§ **Extracted records**
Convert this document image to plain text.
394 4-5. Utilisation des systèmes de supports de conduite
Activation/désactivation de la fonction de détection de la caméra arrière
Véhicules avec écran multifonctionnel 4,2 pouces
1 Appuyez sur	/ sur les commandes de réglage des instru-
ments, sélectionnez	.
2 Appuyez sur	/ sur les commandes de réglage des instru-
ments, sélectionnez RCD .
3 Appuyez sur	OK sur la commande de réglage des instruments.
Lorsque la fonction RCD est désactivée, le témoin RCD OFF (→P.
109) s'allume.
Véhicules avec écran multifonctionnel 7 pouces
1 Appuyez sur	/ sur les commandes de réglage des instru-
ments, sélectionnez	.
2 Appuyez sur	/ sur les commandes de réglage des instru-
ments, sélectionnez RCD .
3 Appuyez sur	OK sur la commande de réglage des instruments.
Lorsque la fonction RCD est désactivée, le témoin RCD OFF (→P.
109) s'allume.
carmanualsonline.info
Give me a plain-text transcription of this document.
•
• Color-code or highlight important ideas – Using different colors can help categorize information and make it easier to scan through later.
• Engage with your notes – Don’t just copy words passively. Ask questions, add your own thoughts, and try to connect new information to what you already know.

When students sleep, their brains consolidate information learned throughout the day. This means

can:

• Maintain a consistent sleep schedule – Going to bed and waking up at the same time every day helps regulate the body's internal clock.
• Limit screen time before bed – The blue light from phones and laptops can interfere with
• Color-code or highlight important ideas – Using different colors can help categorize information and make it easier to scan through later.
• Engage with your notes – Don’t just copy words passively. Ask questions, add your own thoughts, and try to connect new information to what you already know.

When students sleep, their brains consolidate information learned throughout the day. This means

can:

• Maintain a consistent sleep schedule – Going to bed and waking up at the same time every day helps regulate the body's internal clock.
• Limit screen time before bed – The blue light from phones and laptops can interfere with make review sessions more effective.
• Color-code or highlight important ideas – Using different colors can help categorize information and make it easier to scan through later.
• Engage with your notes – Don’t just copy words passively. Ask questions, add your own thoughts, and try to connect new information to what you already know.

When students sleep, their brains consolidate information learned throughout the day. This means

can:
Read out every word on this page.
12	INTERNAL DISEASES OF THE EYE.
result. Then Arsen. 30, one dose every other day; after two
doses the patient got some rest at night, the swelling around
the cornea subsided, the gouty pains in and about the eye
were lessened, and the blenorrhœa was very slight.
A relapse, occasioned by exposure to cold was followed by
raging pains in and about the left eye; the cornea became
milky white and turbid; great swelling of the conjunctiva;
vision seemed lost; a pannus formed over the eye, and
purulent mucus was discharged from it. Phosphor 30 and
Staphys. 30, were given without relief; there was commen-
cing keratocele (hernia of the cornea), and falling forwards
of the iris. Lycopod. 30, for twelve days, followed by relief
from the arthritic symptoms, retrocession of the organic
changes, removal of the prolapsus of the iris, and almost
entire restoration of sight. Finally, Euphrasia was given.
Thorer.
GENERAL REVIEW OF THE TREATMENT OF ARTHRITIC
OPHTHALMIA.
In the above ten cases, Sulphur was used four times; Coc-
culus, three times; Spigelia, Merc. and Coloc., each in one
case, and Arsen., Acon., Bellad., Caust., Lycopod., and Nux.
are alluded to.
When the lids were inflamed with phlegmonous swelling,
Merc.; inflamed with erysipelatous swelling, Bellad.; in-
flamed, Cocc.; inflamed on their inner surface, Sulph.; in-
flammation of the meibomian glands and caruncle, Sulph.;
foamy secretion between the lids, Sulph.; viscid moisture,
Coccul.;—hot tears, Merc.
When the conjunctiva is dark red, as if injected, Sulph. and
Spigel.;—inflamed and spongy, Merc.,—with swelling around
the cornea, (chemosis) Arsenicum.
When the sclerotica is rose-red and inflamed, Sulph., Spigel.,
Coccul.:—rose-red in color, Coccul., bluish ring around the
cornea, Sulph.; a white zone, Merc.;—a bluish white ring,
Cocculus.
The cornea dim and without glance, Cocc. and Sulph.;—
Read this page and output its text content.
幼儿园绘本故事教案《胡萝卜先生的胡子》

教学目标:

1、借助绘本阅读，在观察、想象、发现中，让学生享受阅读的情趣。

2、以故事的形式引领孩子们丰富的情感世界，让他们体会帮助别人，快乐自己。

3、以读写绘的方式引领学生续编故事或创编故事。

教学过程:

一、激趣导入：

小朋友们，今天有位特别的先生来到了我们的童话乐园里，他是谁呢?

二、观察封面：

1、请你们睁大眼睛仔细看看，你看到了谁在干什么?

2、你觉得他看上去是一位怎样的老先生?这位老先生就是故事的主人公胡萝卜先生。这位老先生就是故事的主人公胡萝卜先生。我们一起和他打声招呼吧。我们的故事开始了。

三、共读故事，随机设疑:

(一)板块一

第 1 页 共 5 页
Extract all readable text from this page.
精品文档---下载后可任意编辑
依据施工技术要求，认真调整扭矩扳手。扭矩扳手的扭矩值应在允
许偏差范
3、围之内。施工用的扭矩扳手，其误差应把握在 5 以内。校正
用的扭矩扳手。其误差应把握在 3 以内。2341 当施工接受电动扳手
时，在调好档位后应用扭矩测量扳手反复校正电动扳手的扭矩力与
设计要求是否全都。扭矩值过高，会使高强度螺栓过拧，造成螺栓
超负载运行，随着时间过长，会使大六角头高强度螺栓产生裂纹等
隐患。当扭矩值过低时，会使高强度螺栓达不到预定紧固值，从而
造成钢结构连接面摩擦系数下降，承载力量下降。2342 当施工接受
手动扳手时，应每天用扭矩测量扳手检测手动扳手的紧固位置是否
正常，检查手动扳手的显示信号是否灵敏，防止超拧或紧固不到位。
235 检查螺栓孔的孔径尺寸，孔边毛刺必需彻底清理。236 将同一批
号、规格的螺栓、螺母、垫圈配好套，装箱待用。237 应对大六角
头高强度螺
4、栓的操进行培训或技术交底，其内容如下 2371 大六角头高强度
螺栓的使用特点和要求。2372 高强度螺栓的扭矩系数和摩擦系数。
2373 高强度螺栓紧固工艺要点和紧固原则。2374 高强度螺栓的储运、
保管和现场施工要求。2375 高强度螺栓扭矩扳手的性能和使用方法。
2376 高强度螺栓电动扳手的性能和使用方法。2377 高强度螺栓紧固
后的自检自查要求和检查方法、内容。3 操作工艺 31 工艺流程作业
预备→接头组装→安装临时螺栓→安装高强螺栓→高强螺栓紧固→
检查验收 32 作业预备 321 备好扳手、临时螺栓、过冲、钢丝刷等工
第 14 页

§ **WHAT YOU HAVE TO DO**
Please repeat the material above, word for word and in full.

§ **ANSWER**
Convert this document image to plain text.
394 4-5. Utilisation des systèmes de supports de conduite
Activation/désactivation de la fonction de détection de la caméra arrière
Véhicules avec écran multifonctionnel 4,2 pouces
1 Appuyez sur	/ sur les commandes de réglage des instru-
ments, sélectionnez	.
2 Appuyez sur	/ sur les commandes de réglage des instru-
ments, sélectionnez RCD .
3 Appuyez sur	OK sur la commande de réglage des instruments.
Lorsque la fonction RCD est désactivée, le témoin RCD OFF (→P.
109) s'allume.
Véhicules avec écran multifonctionnel 7 pouces
1 Appuyez sur	/ sur les commandes de réglage des instru-
ments, sélectionnez	.
2 Appuyez sur	/ sur les commandes de réglage des instru-
ments, sélectionnez RCD .
3 Appuyez sur	OK sur la commande de réglage des instruments.
Lorsque la fonction RCD est désactivée, le témoin RCD OFF (→P.
109) s'allume.
carmanualsonline.info
Give me a plain-text transcription of this document.
•
• Color-code or highlight important ideas – Using different colors can help categorize information and make it easier to scan through later.
• Engage with your notes – Don’t just copy words passively. Ask questions, add your own thoughts, and try to connect new information to what you already know.

When students sleep, their brains consolidate information learned throughout the day. This means

can:

• Maintain a consistent sleep schedule – Going to bed and waking up at the same time every day helps regulate the body's internal clock.
• Limit screen time before bed – The blue light from phones and laptops can interfere with
• Color-code or highlight important ideas – Using different colors can help categorize information and make it easier to scan through later.
• Engage with your notes – Don’t just copy words passively. Ask questions, add your own thoughts, and try to connect new information to what you already know.

When students sleep, their brains consolidate information learned throughout the day. This means

can:

• Maintain a consistent sleep schedule – Going to bed and waking up at the same time every day helps regulate the body's internal clock.
• Limit screen time before bed – The blue light from phones and laptops can interfere with make review sessions more effective.
• Color-code or highlight important ideas – Using different colors can help categorize information and make it easier to scan through later.
• Engage with your notes – Don’t just copy words passively. Ask questions, add your own thoughts, and try to connect new information to what you already know.

When students sleep, their brains consolidate information learned throughout the day. This means

can:
Read out every word on this page.
12	INTERNAL DISEASES OF THE EYE.
result. Then Arsen. 30, one dose every other day; after two
doses the patient got some rest at night, the swelling around
the cornea subsided, the gouty pains in and about the eye
were lessened, and the blenorrhœa was very slight.
A relapse, occasioned by exposure to cold was followed by
raging pains in and about the left eye; the cornea became
milky white and turbid; great swelling of the conjunctiva;
vision seemed lost; a pannus formed over the eye, and
purulent mucus was discharged from it. Phosphor 30 and
Staphys. 30, were given without relief; there was commen-
cing keratocele (hernia of the cornea), and falling forwards
of the iris. Lycopod. 30, for twelve days, followed by relief
from the arthritic symptoms, retrocession of the organic
changes, removal of the prolapsus of the iris, and almost
entire restoration of sight. Finally, Euphrasia was given.
Thorer.
GENERAL REVIEW OF THE TREATMENT OF ARTHRITIC
OPHTHALMIA.
In the above ten cases, Sulphur was used four times; Coc-
culus, three times; Spigelia, Merc. and Coloc., each in one
case, and Arsen., Acon., Bellad., Caust., Lycopod., and Nux.
are alluded to.
When the lids were inflamed with phlegmonous swelling,
Merc.; inflamed with erysipelatous swelling, Bellad.; in-
flamed, Cocc.; inflamed on their inner surface, Sulph.; in-
flammation of the meibomian glands and caruncle, Sulph.;
foamy secretion between the lids, Sulph.; viscid moisture,
Coccul.;—hot tears, Merc.
When the conjunctiva is dark red, as if injected, Sulph. and
Spigel.;—inflamed and spongy, Merc.,—with swelling around
the cornea, (chemosis) Arsenicum.
When the sclerotica is rose-red and inflamed, Sulph., Spigel.,
Coccul.:—rose-red in color, Coccul., bluish ring around the
cornea, Sulph.; a white zone, Merc.;—a bluish white ring,
Cocculus.
The cornea dim and without glance, Cocc. and Sulph.;—
Read this page and output its text content.
幼儿园绘本故事教案《胡萝卜先生的胡子》

教学目标:

1、借助绘本阅读，在观察、想象、发现中，让学生享受阅读的情趣。

2、以故事的形式引领孩子们丰富的情感世界，让他们体会帮助别人，快乐自己。

3、以读写绘的方式引领学生续编故事或创编故事。

教学过程:

一、激趣导入：

小朋友们，今天有位特别的先生来到了我们的童话乐园里，他是谁呢?

二、观察封面：

1、请你们睁大眼睛仔细看看，你看到了谁在干什么?

2、你觉得他看上去是一位怎样的老先生?这位老先生就是故事的主人公胡萝卜先生。这位老先生就是故事的主人公胡萝卜先生。我们一起和他打声招呼吧。我们的故事开始了。

三、共读故事，随机设疑:

(一)板块一

第 1 页 共 5 页
Extract all readable text from this page.
精品文档---下载后可任意编辑
依据施工技术要求，认真调整扭矩扳手。扭矩扳手的扭矩值应在允
许偏差范
3、围之内。施工用的扭矩扳手，其误差应把握在 5 以内。校正
用的扭矩扳手。其误差应把握在 3 以内。2341 当施工接受电动扳手
时，在调好档位后应用扭矩测量扳手反复校正电动扳手的扭矩力与
设计要求是否全都。扭矩值过高，会使高强度螺栓过拧，造成螺栓
超负载运行，随着时间过长，会使大六角头高强度螺栓产生裂纹等
隐患。当扭矩值过低时，会使高强度螺栓达不到预定紧固值，从而
造成钢结构连接面摩擦系数下降，承载力量下降。2342 当施工接受
手动扳手时，应每天用扭矩测量扳手检测手动扳手的紧固位置是否
正常，检查手动扳手的显示信号是否灵敏，防止超拧或紧固不到位。
235 检查螺栓孔的孔径尺寸，孔边毛刺必需彻底清理。236 将同一批
号、规格的螺栓、螺母、垫圈配好套，装箱待用。237 应对大六角
头高强度螺
4、栓的操进行培训或技术交底，其内容如下 2371 大六角头高强度
螺栓的使用特点和要求。2372 高强度螺栓的扭矩系数和摩擦系数。
2373 高强度螺栓紧固工艺要点和紧固原则。2374 高强度螺栓的储运、
保管和现场施工要求。2375 高强度螺栓扭矩扳手的性能和使用方法。
2376 高强度螺栓电动扳手的性能和使用方法。2377 高强度螺栓紧固
后的自检自查要求和检查方法、内容。3 操作工艺 31 工艺流程作业
预备→接头组装→安装临时螺栓→安装高强螺栓→高强螺栓紧固→
检查验收 32 作业预备 321 备好扳手、临时螺栓、过冲、钢丝刷等工
第 14 页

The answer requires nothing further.